Extracted records:
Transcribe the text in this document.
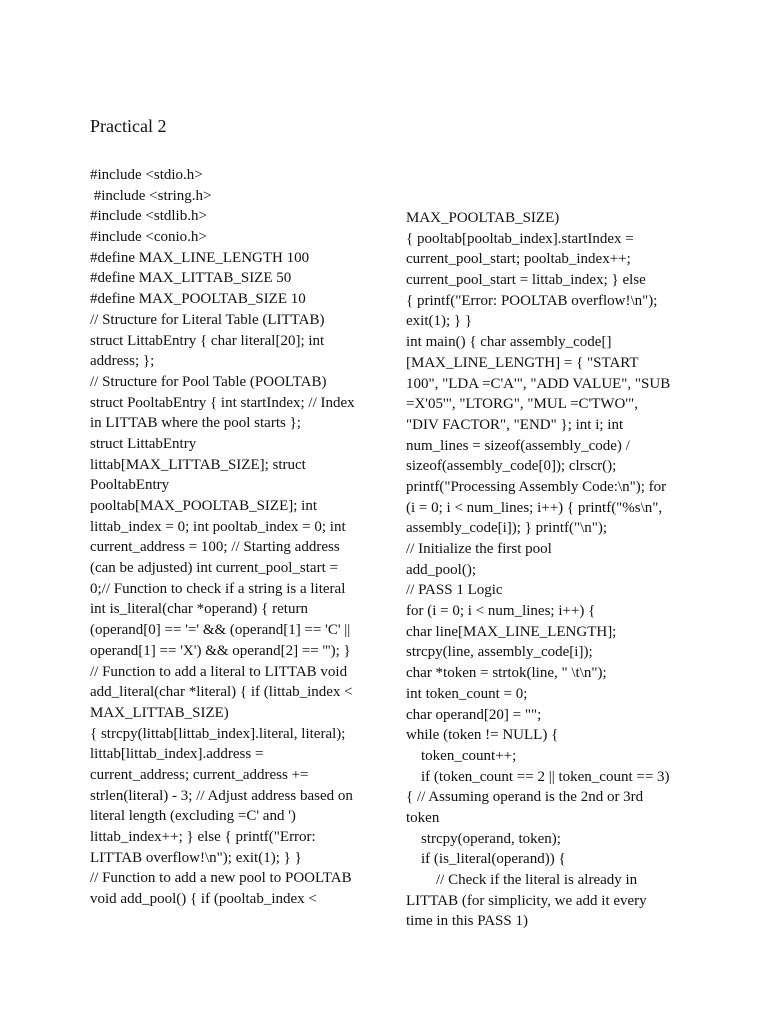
Practical 2
#include <stdio.h>
#include <string.h>
#include <stdlib.h>
#include <conio.h>
#define MAX_LINE_LENGTH 100
#define MAX_LITTAB_SIZE 50
#define MAX_POOLTAB_SIZE 10
// Structure for Literal Table (LITTAB)
struct LittabEntry { char literal[20]; int
address; };
// Structure for Pool Table (POOLTAB)
struct PooltabEntry { int startIndex; // Index
in LITTAB where the pool starts };
struct LittabEntry
littab[MAX_LITTAB_SIZE]; struct
PooltabEntry
pooltab[MAX_POOLTAB_SIZE]; int
littab_index = 0; int pooltab_index = 0; int
current_address = 100; // Starting address
(can be adjusted) int current_pool_start =
0;// Function to check if a string is a literal
int is_literal(char *operand) { return
(operand[0] == '=' && (operand[1] == 'C' ||
operand[1] == 'X') && operand[2] == '''); }
// Function to add a literal to LITTAB void
add_literal(char *literal) { if (littab_index <
MAX_LITTAB_SIZE)
{ strcpy(littab[littab_index].literal, literal);
littab[littab_index].address =
current_address; current_address +=
strlen(literal) - 3; // Adjust address based on
literal length (excluding =C' and ')
littab_index++; } else { printf("Error:
LITTAB overflow!\n"); exit(1); } }
// Function to add a new pool to POOLTAB
void add_pool() { if (pooltab_index <
MAX_POOLTAB_SIZE)
{ pooltab[pooltab_index].startIndex =
current_pool_start; pooltab_index++;
current_pool_start = littab_index; } else
{ printf("Error: POOLTAB overflow!\n");
exit(1); } }
int main() { char assembly_code[]
[MAX_LINE_LENGTH] = { "START
100", "LDA =C'A'", "ADD VALUE", "SUB
=X'05'", "LTORG", "MUL =C'TWO'",
"DIV FACTOR", "END" }; int i; int
num_lines = sizeof(assembly_code) /
sizeof(assembly_code[0]); clrscr();
printf("Processing Assembly Code:\n"); for
(i = 0; i < num_lines; i++) { printf("%s\n",
assembly_code[i]); } printf("\n");
// Initialize the first pool
add_pool();
// PASS 1 Logic
for (i = 0; i < num_lines; i++) {
char line[MAX_LINE_LENGTH];
strcpy(line, assembly_code[i]);
char *token = strtok(line, " \t\n");
int token_count = 0;
char operand[20] = "";
while (token != NULL) {
token_count++;
if (token_count == 2 || token_count == 3)
{ // Assuming operand is the 2nd or 3rd
token
strcpy(operand, token);
if (is_literal(operand)) {
// Check if the literal is already in
LITTAB (for simplicity, we add it every
time in this PASS 1)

- **Direction**:
From start to finish, output the listing exactly, but omit its pictures.

- **Exercise response**:
Transcribe the text in this document.
Practical 2
#include <stdio.h>
#include <string.h>
#include <stdlib.h>
#include <conio.h>
#define MAX_LINE_LENGTH 100
#define MAX_LITTAB_SIZE 50
#define MAX_POOLTAB_SIZE 10
// Structure for Literal Table (LITTAB)
struct LittabEntry { char literal[20]; int
address; };
// Structure for Pool Table (POOLTAB)
struct PooltabEntry { int startIndex; // Index
in LITTAB where the pool starts };
struct LittabEntry
littab[MAX_LITTAB_SIZE]; struct
PooltabEntry
pooltab[MAX_POOLTAB_SIZE]; int
littab_index = 0; int pooltab_index = 0; int
current_address = 100; // Starting address
(can be adjusted) int current_pool_start =
0;// Function to check if a string is a literal
int is_literal(char *operand) { return
(operand[0] == '=' && (operand[1] == 'C' ||
operand[1] == 'X') && operand[2] == '''); }
// Function to add a literal to LITTAB void
add_literal(char *literal) { if (littab_index <
MAX_LITTAB_SIZE)
{ strcpy(littab[littab_index].literal, literal);
littab[littab_index].address =
current_address; current_address +=
strlen(literal) - 3; // Adjust address based on
literal length (excluding =C' and ')
littab_index++; } else { printf("Error:
LITTAB overflow!\n"); exit(1); } }
// Function to add a new pool to POOLTAB
void add_pool() { if (pooltab_index <
MAX_POOLTAB_SIZE)
{ pooltab[pooltab_index].startIndex =
current_pool_start; pooltab_index++;
current_pool_start = littab_index; } else
{ printf("Error: POOLTAB overflow!\n");
exit(1); } }
int main() { char assembly_code[]
[MAX_LINE_LENGTH] = { "START
100", "LDA =C'A'", "ADD VALUE", "SUB
=X'05'", "LTORG", "MUL =C'TWO'",
"DIV FACTOR", "END" }; int i; int
num_lines = sizeof(assembly_code) /
sizeof(assembly_code[0]); clrscr();
printf("Processing Assembly Code:\n"); for
(i = 0; i < num_lines; i++) { printf("%s\n",
assembly_code[i]); } printf("\n");
// Initialize the first pool
add_pool();
// PASS 1 Logic
for (i = 0; i < num_lines; i++) {
char line[MAX_LINE_LENGTH];
strcpy(line, assembly_code[i]);
char *token = strtok(line, " \t\n");
int token_count = 0;
char operand[20] = "";
while (token != NULL) {
token_count++;
if (token_count == 2 || token_count == 3)
{ // Assuming operand is the 2nd or 3rd
token
strcpy(operand, token);
if (is_literal(operand)) {
// Check if the literal is already in
LITTAB (for simplicity, we add it every
time in this PASS 1)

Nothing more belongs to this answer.